### BRIEF
For each line that holds "label", copy the line out.

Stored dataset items
::::::::
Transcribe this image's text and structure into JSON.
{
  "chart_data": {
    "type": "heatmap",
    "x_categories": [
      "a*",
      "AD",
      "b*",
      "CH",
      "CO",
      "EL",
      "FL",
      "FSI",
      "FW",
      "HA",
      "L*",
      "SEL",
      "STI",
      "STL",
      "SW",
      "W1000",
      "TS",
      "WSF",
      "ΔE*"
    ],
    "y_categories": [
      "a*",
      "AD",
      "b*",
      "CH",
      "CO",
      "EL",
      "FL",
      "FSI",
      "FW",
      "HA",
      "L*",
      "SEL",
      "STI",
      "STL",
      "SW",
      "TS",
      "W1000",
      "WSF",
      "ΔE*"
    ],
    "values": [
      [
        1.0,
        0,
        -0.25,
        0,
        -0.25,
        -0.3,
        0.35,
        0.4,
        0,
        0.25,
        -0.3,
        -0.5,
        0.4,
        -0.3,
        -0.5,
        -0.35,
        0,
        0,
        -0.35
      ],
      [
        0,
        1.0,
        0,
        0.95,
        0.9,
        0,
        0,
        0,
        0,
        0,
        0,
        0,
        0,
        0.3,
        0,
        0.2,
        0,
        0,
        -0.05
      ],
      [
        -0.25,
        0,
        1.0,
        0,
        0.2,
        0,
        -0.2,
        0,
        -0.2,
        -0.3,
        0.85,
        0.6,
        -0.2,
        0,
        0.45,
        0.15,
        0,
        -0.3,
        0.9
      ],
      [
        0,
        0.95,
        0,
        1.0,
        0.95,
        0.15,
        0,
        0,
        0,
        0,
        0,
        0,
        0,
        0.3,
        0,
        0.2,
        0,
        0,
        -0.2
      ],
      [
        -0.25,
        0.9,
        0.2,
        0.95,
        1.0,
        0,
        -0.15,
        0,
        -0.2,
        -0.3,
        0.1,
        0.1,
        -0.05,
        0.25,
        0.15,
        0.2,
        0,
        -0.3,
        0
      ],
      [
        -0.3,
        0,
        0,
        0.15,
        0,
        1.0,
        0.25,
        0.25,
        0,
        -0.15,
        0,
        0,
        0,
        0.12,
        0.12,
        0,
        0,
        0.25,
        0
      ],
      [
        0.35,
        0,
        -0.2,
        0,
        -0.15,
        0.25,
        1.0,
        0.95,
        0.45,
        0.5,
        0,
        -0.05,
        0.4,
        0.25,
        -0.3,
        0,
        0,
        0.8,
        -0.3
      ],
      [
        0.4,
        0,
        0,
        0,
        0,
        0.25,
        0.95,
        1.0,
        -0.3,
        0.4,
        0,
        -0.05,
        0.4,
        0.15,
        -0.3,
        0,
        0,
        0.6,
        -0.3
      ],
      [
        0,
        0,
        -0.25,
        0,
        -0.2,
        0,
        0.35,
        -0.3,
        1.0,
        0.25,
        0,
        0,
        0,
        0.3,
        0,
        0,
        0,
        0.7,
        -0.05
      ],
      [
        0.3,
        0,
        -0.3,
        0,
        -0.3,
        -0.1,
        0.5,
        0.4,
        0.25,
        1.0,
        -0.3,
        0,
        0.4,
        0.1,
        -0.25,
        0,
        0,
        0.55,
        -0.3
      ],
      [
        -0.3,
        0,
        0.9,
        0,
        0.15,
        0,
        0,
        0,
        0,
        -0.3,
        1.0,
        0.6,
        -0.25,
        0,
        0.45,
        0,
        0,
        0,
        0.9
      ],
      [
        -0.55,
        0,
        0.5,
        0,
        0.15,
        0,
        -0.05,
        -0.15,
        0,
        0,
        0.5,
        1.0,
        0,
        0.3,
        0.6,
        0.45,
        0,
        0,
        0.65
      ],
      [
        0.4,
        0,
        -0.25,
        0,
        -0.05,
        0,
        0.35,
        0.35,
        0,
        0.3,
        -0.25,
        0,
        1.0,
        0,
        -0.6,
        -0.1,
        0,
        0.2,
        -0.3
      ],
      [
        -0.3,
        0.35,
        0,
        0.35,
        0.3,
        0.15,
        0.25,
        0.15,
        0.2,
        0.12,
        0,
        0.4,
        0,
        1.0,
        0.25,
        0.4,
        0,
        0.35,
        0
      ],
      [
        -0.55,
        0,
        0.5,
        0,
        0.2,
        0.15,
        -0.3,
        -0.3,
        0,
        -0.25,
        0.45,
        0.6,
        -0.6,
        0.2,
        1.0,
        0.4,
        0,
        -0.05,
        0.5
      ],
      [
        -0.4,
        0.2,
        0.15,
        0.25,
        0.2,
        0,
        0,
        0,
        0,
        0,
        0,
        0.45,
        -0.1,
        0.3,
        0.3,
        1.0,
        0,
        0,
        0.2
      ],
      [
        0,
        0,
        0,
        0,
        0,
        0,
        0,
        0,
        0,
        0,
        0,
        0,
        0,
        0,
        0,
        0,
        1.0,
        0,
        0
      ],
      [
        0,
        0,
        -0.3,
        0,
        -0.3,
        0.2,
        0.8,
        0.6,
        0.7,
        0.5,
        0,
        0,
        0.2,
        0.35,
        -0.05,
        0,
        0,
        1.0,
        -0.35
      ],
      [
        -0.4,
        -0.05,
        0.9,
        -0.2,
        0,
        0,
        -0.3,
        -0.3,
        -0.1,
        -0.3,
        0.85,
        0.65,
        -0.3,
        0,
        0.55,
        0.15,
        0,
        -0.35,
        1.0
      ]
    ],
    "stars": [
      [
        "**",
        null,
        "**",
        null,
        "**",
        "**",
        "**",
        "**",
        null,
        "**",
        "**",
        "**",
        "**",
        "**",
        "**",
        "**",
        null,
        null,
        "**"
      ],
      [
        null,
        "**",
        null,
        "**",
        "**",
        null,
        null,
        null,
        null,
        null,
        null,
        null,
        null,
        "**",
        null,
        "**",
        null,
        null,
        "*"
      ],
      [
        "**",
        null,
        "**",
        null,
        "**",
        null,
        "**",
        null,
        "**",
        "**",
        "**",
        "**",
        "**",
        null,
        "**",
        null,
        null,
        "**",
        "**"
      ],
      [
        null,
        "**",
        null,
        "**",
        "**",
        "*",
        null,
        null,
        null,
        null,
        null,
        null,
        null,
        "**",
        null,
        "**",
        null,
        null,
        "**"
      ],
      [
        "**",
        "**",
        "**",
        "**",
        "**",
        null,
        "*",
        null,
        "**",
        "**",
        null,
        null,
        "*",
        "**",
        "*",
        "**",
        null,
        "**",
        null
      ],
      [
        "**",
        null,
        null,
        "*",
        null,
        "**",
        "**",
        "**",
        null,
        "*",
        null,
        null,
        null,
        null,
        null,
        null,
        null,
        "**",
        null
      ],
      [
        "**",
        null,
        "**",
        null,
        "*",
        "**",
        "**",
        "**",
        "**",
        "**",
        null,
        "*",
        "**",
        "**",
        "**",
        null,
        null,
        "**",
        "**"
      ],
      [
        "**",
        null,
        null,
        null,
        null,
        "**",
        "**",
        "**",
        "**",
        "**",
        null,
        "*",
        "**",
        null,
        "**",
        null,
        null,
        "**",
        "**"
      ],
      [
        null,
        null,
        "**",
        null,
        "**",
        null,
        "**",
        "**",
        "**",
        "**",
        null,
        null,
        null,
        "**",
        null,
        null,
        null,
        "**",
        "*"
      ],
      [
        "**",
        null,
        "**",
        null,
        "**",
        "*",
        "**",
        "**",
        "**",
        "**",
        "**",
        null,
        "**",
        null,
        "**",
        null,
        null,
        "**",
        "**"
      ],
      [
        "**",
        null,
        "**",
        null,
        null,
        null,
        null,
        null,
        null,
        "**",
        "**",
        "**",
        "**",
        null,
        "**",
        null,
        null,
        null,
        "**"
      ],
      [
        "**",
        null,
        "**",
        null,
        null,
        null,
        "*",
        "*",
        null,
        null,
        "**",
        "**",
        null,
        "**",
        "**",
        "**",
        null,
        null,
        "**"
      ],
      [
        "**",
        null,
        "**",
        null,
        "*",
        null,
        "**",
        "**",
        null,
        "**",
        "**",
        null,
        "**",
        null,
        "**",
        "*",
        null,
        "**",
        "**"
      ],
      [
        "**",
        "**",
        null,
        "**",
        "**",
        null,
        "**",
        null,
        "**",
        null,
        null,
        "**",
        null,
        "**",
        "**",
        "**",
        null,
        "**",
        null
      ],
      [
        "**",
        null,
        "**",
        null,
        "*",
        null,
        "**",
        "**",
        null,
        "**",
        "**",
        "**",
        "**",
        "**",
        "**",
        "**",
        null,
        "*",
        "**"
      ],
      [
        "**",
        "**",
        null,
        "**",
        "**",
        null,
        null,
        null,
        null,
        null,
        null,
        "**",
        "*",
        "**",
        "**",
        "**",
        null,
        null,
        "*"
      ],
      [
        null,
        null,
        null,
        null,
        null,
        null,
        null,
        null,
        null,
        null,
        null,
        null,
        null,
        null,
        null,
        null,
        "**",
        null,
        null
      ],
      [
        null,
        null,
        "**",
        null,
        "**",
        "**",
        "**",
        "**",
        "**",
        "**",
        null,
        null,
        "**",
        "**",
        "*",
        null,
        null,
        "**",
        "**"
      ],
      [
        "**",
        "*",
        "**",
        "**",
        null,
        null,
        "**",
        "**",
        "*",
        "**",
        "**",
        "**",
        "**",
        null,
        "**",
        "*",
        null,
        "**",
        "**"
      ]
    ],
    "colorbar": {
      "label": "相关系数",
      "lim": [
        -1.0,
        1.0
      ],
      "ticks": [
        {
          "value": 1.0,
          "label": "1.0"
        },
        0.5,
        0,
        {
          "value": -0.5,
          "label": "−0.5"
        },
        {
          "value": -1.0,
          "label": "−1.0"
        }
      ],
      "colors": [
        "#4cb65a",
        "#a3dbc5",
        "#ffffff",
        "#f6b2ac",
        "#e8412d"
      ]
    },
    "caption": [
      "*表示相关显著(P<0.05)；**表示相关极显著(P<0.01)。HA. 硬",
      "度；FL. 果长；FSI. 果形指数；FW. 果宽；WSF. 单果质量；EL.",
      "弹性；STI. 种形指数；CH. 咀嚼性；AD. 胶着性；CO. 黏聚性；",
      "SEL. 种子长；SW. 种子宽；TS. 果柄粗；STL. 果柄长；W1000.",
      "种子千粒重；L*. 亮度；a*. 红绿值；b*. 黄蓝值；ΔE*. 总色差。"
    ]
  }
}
::::::::
### IN RESPONSE
      "label": "相关系数",
          "label": "1.0"
          "label": "−0.5"
          "label": "−1.0"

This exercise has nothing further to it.